Boxed element entries:
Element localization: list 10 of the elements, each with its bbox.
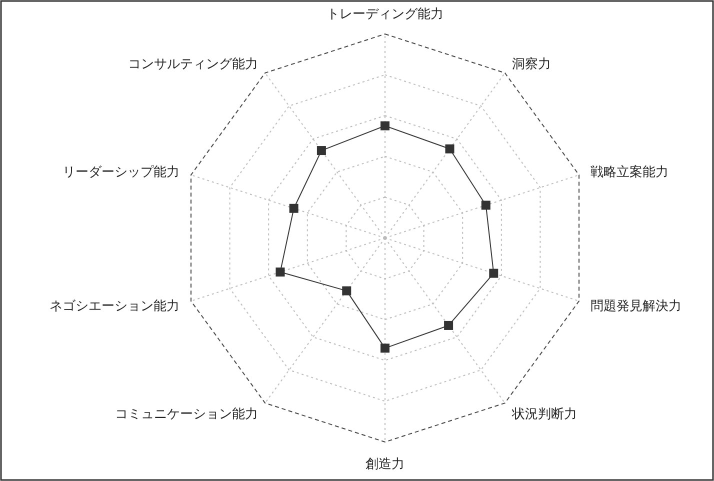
spoke-label: リーダーシップ能力 bbox=[62, 165, 180, 180]
spoke-label: 創造力 bbox=[366, 457, 404, 472]
spoke-label: 戦略立案能力 bbox=[590, 164, 669, 180]
spoke-label: ネゴシエーション能力 bbox=[49, 298, 180, 314]
spoke-label: トレーディング能力 bbox=[326, 6, 444, 22]
spoke-label: コミュニケーション能力 bbox=[114, 406, 258, 422]
spoke-label: 状況判断力 bbox=[511, 406, 578, 422]
spoke-label: 洞察力 bbox=[512, 56, 552, 72]
spoke-label: 問題発見解決力 bbox=[590, 298, 682, 314]
spoke-label: コンサルティング能力 bbox=[128, 57, 258, 72]
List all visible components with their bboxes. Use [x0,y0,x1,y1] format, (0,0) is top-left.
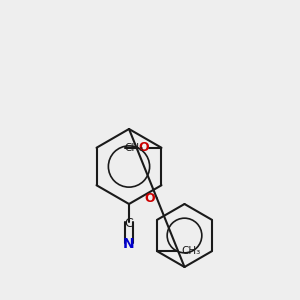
Text: O: O [138,141,149,154]
Text: CH₃: CH₃ [181,246,200,256]
Text: CH₃: CH₃ [124,143,143,153]
Text: N: N [123,238,135,251]
Text: C: C [124,217,134,230]
Text: O: O [144,191,154,205]
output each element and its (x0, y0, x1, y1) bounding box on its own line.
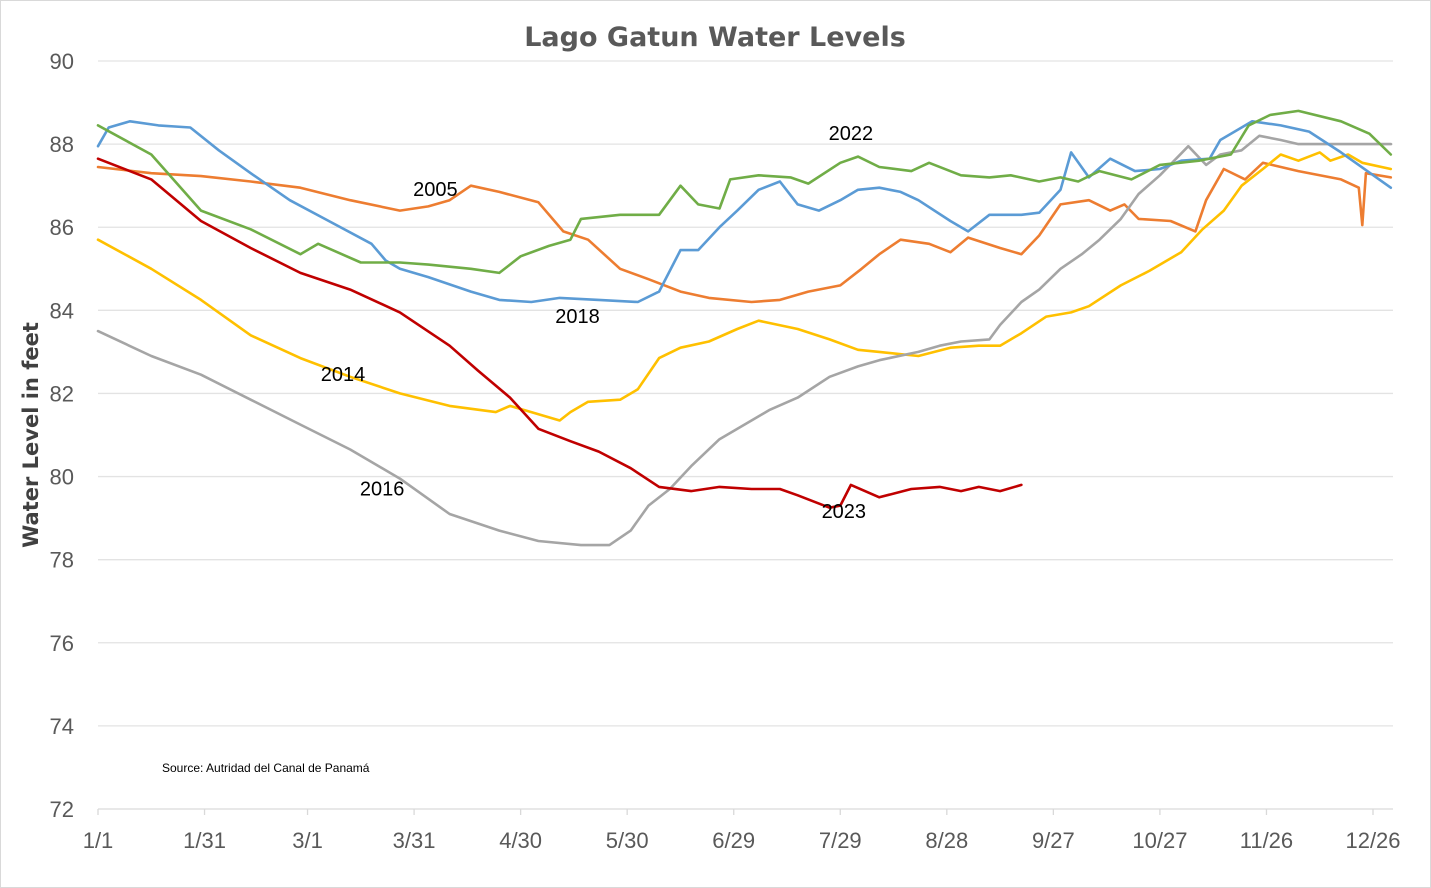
y-tick-label: 88 (50, 132, 74, 157)
series-line-2005 (96, 161, 1393, 304)
x-tick-label: 11/26 (1240, 828, 1293, 853)
y-tick-label: 78 (50, 548, 74, 573)
x-axis-ticks: 1/1 1/31 3/1 3/31 4/30 5/30 6/29 7/29 8/28 9/27 10… (83, 828, 1401, 853)
y-tick-label: 72 (50, 797, 74, 822)
y-tick-label: 86 (50, 215, 74, 240)
x-tick-label: 4/30 (499, 828, 542, 853)
x-tick-label: 1/31 (183, 828, 226, 853)
x-tick-label: 6/29 (712, 828, 755, 853)
y-tick-label: 84 (50, 298, 74, 323)
y-tick-label: 74 (50, 714, 74, 739)
series-line-2018 (96, 120, 1393, 304)
y-tick-label: 76 (50, 631, 74, 656)
y-tick-label: 80 (50, 465, 74, 490)
series-labels: 2005 2014 2016 2018 2022 2023 (321, 123, 873, 523)
x-tick-label: 12/26 (1345, 828, 1400, 853)
x-tick-label: 3/31 (393, 828, 436, 853)
series-line-2022 (96, 109, 1393, 275)
y-tick-label: 82 (50, 381, 74, 406)
y-axis-ticks: 72 74 76 78 80 82 84 86 88 90 (50, 49, 74, 822)
series-label-2005: 2005 (413, 179, 458, 201)
x-tick-label: 10/27 (1132, 828, 1187, 853)
x-tick-label: 8/28 (925, 828, 968, 853)
series-label-2016: 2016 (360, 478, 405, 500)
y-tick-label: 90 (50, 49, 74, 74)
y-axis-label: Water Level in feet (19, 322, 43, 548)
source-note: Source: Autridad del Canal de Panamá (162, 761, 370, 775)
series-label-2023: 2023 (822, 501, 867, 523)
gridlines (98, 60, 1393, 727)
x-tick-label: 5/30 (606, 828, 649, 853)
series-label-2018: 2018 (555, 306, 600, 328)
series-line-2023 (96, 157, 1023, 510)
series-lines (96, 109, 1393, 547)
x-tick-label: 3/1 (292, 828, 323, 853)
series-line-2016 (96, 134, 1393, 547)
x-tick-label: 9/27 (1032, 828, 1075, 853)
x-axis (97, 808, 1393, 815)
chart-title: Lago Gatun Water Levels (524, 22, 906, 53)
x-tick-label: 1/1 (83, 828, 114, 853)
series-label-2014: 2014 (321, 364, 366, 386)
series-line-2014 (96, 151, 1393, 422)
x-tick-label: 7/29 (819, 828, 862, 853)
series-label-2022: 2022 (829, 123, 874, 145)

Stated goal: Rename every "spoke-label" in the listing to "radar-label" and reproduce the entire listing with everything else unchanged. Leave the pictures out.

Result of this task:
Element localization: list 10 of the elements, each with its bbox.
radar-label: リーダーシップ能力 bbox=[62, 165, 180, 180]
radar-label: 創造力 bbox=[366, 457, 404, 472]
radar-label: 戦略立案能力 bbox=[590, 164, 669, 180]
radar-label: ネゴシエーション能力 bbox=[49, 298, 180, 314]
radar-label: トレーディング能力 bbox=[326, 6, 444, 22]
radar-label: コミュニケーション能力 bbox=[114, 406, 258, 422]
radar-label: 状況判断力 bbox=[511, 406, 578, 422]
radar-label: 洞察力 bbox=[512, 56, 552, 72]
radar-label: 問題発見解決力 bbox=[590, 298, 682, 314]
radar-label: コンサルティング能力 bbox=[128, 57, 258, 72]
List all visible components with their bboxes. Use [x0,y0,x1,y1] format, (0,0) is top-left.
Text: O: O [138,141,149,154]
Text: CH₃: CH₃ [181,246,200,256]
Text: CH₃: CH₃ [124,143,143,153]
Text: N: N [123,238,135,251]
Text: C: C [124,217,134,230]
Text: O: O [144,191,154,205]
output each element and its (x0, y0, x1, y1) bounding box on its own line.
y-tick-label: 88 (50, 132, 74, 157)
series-line-2005 (96, 161, 1393, 304)
x-tick-label: 11/26 (1240, 828, 1293, 853)
y-tick-label: 78 (50, 548, 74, 573)
x-axis-ticks: 1/1 1/31 3/1 3/31 4/30 5/30 6/29 7/29 8/28 9/27 10… (83, 828, 1401, 853)
y-tick-label: 72 (50, 797, 74, 822)
y-tick-label: 86 (50, 215, 74, 240)
x-tick-label: 4/30 (499, 828, 542, 853)
x-tick-label: 1/31 (183, 828, 226, 853)
x-tick-label: 6/29 (712, 828, 755, 853)
y-tick-label: 84 (50, 298, 74, 323)
y-tick-label: 74 (50, 714, 74, 739)
series-line-2018 (96, 120, 1393, 304)
y-tick-label: 76 (50, 631, 74, 656)
y-tick-label: 80 (50, 465, 74, 490)
series-labels: 2005 2014 2016 2018 2022 2023 (321, 123, 873, 523)
x-tick-label: 12/26 (1345, 828, 1400, 853)
x-tick-label: 3/31 (393, 828, 436, 853)
series-line-2022 (96, 109, 1393, 275)
y-tick-label: 82 (50, 381, 74, 406)
y-axis-ticks: 72 74 76 78 80 82 84 86 88 90 (50, 49, 74, 822)
series-label-2005: 2005 (413, 179, 458, 201)
x-tick-label: 10/27 (1132, 828, 1187, 853)
x-tick-label: 8/28 (925, 828, 968, 853)
series-label-2016: 2016 (360, 478, 405, 500)
y-tick-label: 90 (50, 49, 74, 74)
y-axis-label: Water Level in feet (19, 322, 43, 548)
source-note: Source: Autridad del Canal de Panamá (162, 761, 370, 775)
series-label-2023: 2023 (822, 501, 867, 523)
gridlines (98, 60, 1393, 727)
x-tick-label: 5/30 (606, 828, 649, 853)
series-label-2018: 2018 (555, 306, 600, 328)
series-line-2023 (96, 157, 1023, 510)
series-lines (96, 109, 1393, 547)
x-tick-label: 3/1 (292, 828, 323, 853)
series-line-2016 (96, 134, 1393, 547)
x-tick-label: 9/27 (1032, 828, 1075, 853)
x-axis (97, 808, 1393, 815)
chart-title: Lago Gatun Water Levels (524, 22, 906, 53)
x-tick-label: 1/1 (83, 828, 114, 853)
series-label-2014: 2014 (321, 364, 366, 386)
series-line-2014 (96, 151, 1393, 422)
x-tick-label: 7/29 (819, 828, 862, 853)
series-label-2022: 2022 (829, 123, 874, 145)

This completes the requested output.